### WORK INSTRUCTIONS
Produce an exact copy of all the records.

** START **

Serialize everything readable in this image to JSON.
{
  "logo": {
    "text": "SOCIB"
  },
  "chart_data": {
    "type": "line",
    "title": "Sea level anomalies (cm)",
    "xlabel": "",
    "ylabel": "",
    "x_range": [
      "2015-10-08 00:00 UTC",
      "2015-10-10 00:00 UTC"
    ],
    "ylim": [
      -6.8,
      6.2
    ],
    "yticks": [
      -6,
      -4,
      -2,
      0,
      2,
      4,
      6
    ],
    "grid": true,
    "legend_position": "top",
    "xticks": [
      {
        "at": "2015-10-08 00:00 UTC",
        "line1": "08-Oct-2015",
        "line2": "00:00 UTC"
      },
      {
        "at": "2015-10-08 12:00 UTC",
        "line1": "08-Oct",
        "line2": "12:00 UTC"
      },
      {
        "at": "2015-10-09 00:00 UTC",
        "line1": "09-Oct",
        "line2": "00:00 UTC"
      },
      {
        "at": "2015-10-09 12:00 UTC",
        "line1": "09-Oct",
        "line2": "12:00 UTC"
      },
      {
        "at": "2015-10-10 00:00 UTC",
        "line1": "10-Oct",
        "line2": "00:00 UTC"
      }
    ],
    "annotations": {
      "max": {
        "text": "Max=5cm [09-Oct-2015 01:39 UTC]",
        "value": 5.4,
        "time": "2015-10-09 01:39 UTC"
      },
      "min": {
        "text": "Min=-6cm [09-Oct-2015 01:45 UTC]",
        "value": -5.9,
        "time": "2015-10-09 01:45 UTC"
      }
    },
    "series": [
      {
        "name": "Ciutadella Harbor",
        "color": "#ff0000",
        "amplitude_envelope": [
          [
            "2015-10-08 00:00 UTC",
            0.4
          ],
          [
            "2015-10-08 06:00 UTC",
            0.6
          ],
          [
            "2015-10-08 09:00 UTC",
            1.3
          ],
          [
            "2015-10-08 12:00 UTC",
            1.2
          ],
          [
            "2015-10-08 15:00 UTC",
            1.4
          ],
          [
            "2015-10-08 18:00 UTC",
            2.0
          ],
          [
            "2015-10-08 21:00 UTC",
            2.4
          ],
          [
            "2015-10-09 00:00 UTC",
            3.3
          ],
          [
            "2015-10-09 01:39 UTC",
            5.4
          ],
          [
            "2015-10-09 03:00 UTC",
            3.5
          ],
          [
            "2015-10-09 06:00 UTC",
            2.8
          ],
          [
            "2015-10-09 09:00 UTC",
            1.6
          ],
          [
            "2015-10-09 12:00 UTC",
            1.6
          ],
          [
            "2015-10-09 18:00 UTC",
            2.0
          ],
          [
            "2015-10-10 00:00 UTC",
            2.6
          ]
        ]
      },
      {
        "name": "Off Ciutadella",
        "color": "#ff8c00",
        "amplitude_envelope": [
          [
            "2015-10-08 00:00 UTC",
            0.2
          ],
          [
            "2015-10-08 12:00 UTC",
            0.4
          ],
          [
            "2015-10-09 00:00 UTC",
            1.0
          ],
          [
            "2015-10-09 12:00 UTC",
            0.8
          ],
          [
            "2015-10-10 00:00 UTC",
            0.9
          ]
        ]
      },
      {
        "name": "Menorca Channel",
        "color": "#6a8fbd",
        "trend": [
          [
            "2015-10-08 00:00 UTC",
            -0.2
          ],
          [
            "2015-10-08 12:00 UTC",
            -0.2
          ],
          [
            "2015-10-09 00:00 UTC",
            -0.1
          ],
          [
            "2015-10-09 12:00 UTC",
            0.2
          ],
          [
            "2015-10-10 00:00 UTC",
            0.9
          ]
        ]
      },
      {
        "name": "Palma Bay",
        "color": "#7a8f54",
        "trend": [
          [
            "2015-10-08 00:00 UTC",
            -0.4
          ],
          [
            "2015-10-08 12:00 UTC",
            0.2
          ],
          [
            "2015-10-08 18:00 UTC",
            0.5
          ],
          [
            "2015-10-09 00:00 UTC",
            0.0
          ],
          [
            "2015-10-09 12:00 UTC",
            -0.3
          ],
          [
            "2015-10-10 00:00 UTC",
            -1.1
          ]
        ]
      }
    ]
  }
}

** END **

### SOLUTION BELOW
Serialize everything readable in this image to JSON.
{
  "logo": {
    "text": "SOCIB"
  },
  "chart_data": {
    "type": "line",
    "title": "Sea level anomalies (cm)",
    "xlabel": "",
    "ylabel": "",
    "x_range": [
      "2015-10-08 00:00 UTC",
      "2015-10-10 00:00 UTC"
    ],
    "ylim": [
      -6.8,
      6.2
    ],
    "yticks": [
      -6,
      -4,
      -2,
      0,
      2,
      4,
      6
    ],
    "grid": true,
    "legend_position": "top",
    "xticks": [
      {
        "at": "2015-10-08 00:00 UTC",
        "line1": "08-Oct-2015",
        "line2": "00:00 UTC"
      },
      {
        "at": "2015-10-08 12:00 UTC",
        "line1": "08-Oct",
        "line2": "12:00 UTC"
      },
      {
        "at": "2015-10-09 00:00 UTC",
        "line1": "09-Oct",
        "line2": "00:00 UTC"
      },
      {
        "at": "2015-10-09 12:00 UTC",
        "line1": "09-Oct",
        "line2": "12:00 UTC"
      },
      {
        "at": "2015-10-10 00:00 UTC",
        "line1": "10-Oct",
        "line2": "00:00 UTC"
      }
    ],
    "annotations": {
      "max": {
        "text": "Max=5cm [09-Oct-2015 01:39 UTC]",
        "value": 5.4,
        "time": "2015-10-09 01:39 UTC"
      },
      "min": {
        "text": "Min=-6cm [09-Oct-2015 01:45 UTC]",
        "value": -5.9,
        "time": "2015-10-09 01:45 UTC"
      }
    },
    "series": [
      {
        "name": "Ciutadella Harbor",
        "color": "#ff0000",
        "amplitude_envelope": [
          [
            "2015-10-08 00:00 UTC",
            0.4
          ],
          [
            "2015-10-08 06:00 UTC",
            0.6
          ],
          [
            "2015-10-08 09:00 UTC",
            1.3
          ],
          [
            "2015-10-08 12:00 UTC",
            1.2
          ],
          [
            "2015-10-08 15:00 UTC",
            1.4
          ],
          [
            "2015-10-08 18:00 UTC",
            2.0
          ],
          [
            "2015-10-08 21:00 UTC",
            2.4
          ],
          [
            "2015-10-09 00:00 UTC",
            3.3
          ],
          [
            "2015-10-09 01:39 UTC",
            5.4
          ],
          [
            "2015-10-09 03:00 UTC",
            3.5
          ],
          [
            "2015-10-09 06:00 UTC",
            2.8
          ],
          [
            "2015-10-09 09:00 UTC",
            1.6
          ],
          [
            "2015-10-09 12:00 UTC",
            1.6
          ],
          [
            "2015-10-09 18:00 UTC",
            2.0
          ],
          [
            "2015-10-10 00:00 UTC",
            2.6
          ]
        ]
      },
      {
        "name": "Off Ciutadella",
        "color": "#ff8c00",
        "amplitude_envelope": [
          [
            "2015-10-08 00:00 UTC",
            0.2
          ],
          [
            "2015-10-08 12:00 UTC",
            0.4
          ],
          [
            "2015-10-09 00:00 UTC",
            1.0
          ],
          [
            "2015-10-09 12:00 UTC",
            0.8
          ],
          [
            "2015-10-10 00:00 UTC",
            0.9
          ]
        ]
      },
      {
        "name": "Menorca Channel",
        "color": "#6a8fbd",
        "trend": [
          [
            "2015-10-08 00:00 UTC",
            -0.2
          ],
          [
            "2015-10-08 12:00 UTC",
            -0.2
          ],
          [
            "2015-10-09 00:00 UTC",
            -0.1
          ],
          [
            "2015-10-09 12:00 UTC",
            0.2
          ],
          [
            "2015-10-10 00:00 UTC",
            0.9
          ]
        ]
      },
      {
        "name": "Palma Bay",
        "color": "#7a8f54",
        "trend": [
          [
            "2015-10-08 00:00 UTC",
            -0.4
          ],
          [
            "2015-10-08 12:00 UTC",
            0.2
          ],
          [
            "2015-10-08 18:00 UTC",
            0.5
          ],
          [
            "2015-10-09 00:00 UTC",
            0.0
          ],
          [
            "2015-10-09 12:00 UTC",
            -0.3
          ],
          [
            "2015-10-10 00:00 UTC",
            -1.1
          ]
        ]
      }
    ]
  }
}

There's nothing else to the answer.